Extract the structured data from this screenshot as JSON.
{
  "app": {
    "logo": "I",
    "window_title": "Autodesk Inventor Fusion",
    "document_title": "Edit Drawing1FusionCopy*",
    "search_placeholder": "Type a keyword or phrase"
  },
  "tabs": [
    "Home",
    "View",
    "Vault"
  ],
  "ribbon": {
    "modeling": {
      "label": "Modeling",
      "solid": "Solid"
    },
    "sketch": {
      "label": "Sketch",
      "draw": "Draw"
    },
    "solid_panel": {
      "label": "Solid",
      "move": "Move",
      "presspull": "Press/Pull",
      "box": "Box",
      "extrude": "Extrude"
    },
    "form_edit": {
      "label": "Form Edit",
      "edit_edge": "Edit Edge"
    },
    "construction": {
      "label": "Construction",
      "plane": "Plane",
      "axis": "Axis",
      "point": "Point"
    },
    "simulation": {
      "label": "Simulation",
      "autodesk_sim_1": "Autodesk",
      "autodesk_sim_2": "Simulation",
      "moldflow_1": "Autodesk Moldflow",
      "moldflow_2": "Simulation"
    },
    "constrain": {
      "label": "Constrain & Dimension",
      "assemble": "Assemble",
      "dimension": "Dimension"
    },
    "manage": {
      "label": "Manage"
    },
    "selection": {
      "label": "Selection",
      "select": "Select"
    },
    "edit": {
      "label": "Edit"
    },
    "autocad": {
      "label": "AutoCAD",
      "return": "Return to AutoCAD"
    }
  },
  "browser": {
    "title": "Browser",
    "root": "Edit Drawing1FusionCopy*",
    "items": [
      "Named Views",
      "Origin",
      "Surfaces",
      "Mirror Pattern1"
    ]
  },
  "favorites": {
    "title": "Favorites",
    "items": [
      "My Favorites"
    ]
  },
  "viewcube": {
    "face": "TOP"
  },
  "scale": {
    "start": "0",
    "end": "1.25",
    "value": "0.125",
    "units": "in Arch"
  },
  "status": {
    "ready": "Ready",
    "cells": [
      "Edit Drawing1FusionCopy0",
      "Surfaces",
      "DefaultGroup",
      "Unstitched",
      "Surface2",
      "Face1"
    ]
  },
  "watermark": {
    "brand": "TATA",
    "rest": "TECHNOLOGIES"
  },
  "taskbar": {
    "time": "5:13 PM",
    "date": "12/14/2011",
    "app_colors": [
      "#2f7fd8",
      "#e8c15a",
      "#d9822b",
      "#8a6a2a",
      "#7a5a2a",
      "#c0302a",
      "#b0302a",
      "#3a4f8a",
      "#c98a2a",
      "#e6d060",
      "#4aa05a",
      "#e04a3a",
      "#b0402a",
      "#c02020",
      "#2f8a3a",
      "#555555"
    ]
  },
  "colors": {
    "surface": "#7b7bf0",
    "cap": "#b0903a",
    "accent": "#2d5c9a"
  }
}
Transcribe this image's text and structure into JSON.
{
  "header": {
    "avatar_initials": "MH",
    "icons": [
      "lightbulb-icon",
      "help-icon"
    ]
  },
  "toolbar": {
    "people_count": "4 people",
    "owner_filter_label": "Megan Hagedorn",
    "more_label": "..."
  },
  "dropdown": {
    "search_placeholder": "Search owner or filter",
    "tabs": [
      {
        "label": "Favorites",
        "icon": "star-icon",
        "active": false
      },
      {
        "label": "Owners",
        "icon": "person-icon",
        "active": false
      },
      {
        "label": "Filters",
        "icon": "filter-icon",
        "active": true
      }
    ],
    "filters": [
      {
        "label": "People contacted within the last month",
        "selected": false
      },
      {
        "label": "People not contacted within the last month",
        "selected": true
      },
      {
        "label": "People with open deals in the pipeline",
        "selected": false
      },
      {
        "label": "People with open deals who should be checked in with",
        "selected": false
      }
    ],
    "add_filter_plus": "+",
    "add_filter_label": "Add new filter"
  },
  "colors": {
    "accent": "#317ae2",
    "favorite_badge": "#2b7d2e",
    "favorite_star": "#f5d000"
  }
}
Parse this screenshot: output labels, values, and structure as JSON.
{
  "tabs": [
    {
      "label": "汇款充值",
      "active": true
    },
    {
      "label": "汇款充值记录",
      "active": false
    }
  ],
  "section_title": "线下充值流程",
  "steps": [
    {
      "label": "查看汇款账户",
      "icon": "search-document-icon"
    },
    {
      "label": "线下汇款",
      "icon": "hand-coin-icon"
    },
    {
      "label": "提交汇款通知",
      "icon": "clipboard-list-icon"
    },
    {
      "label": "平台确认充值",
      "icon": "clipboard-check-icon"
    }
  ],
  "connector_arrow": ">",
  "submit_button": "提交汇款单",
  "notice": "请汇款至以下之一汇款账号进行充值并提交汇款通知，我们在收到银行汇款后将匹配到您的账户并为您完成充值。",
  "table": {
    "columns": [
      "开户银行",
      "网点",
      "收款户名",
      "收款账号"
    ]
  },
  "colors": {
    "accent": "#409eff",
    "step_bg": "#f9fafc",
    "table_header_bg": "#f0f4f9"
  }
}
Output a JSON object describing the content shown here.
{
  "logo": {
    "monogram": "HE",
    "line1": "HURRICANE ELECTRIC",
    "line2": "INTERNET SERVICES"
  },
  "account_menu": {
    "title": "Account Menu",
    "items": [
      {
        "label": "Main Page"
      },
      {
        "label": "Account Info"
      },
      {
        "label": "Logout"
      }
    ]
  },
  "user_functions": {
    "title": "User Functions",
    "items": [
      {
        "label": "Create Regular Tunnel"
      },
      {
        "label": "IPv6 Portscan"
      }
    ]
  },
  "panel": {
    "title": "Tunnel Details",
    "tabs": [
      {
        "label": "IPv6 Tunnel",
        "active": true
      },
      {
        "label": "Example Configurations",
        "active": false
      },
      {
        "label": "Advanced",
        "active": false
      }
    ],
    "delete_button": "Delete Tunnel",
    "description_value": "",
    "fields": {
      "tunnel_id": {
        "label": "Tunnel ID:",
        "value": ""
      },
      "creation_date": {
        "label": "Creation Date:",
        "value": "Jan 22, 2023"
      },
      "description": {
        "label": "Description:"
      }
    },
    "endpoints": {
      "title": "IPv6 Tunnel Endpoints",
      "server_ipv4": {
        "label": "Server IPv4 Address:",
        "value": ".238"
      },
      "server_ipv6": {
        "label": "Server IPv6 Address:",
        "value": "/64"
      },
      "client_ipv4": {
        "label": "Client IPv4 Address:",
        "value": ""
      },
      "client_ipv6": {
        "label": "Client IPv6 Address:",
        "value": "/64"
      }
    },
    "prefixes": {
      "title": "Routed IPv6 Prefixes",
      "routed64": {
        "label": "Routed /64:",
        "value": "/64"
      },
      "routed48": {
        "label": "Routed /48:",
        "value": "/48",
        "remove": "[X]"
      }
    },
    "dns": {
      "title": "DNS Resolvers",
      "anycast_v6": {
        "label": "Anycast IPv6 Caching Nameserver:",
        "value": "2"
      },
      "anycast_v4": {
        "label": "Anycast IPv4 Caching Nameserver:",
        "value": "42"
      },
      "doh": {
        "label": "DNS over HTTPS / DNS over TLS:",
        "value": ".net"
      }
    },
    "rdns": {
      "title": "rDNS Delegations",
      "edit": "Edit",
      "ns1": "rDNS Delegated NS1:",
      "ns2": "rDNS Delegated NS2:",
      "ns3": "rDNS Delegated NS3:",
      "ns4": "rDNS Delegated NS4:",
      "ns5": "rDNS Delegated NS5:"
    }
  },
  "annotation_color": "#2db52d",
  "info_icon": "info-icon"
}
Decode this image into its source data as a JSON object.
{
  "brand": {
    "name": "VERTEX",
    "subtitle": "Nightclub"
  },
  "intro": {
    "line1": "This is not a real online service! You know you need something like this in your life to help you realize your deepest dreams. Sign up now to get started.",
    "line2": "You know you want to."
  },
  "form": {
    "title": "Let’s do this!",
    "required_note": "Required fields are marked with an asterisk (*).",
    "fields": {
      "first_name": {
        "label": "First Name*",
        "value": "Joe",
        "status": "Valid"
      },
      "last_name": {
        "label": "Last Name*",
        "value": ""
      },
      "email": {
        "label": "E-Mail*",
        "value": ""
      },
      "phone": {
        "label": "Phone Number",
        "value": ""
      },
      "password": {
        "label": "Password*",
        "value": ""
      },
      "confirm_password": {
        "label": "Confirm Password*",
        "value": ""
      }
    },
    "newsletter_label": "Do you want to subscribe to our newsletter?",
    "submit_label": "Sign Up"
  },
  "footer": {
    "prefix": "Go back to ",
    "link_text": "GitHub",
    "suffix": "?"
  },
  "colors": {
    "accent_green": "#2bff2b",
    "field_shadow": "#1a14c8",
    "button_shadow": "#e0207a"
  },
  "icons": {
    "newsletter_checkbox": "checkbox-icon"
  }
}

------

- WHAT NEEDS TO BE DONE:
The string "month" may appear in lines of the listing above; tally those lines and give the number only.

- WRITTEN REPLY:
2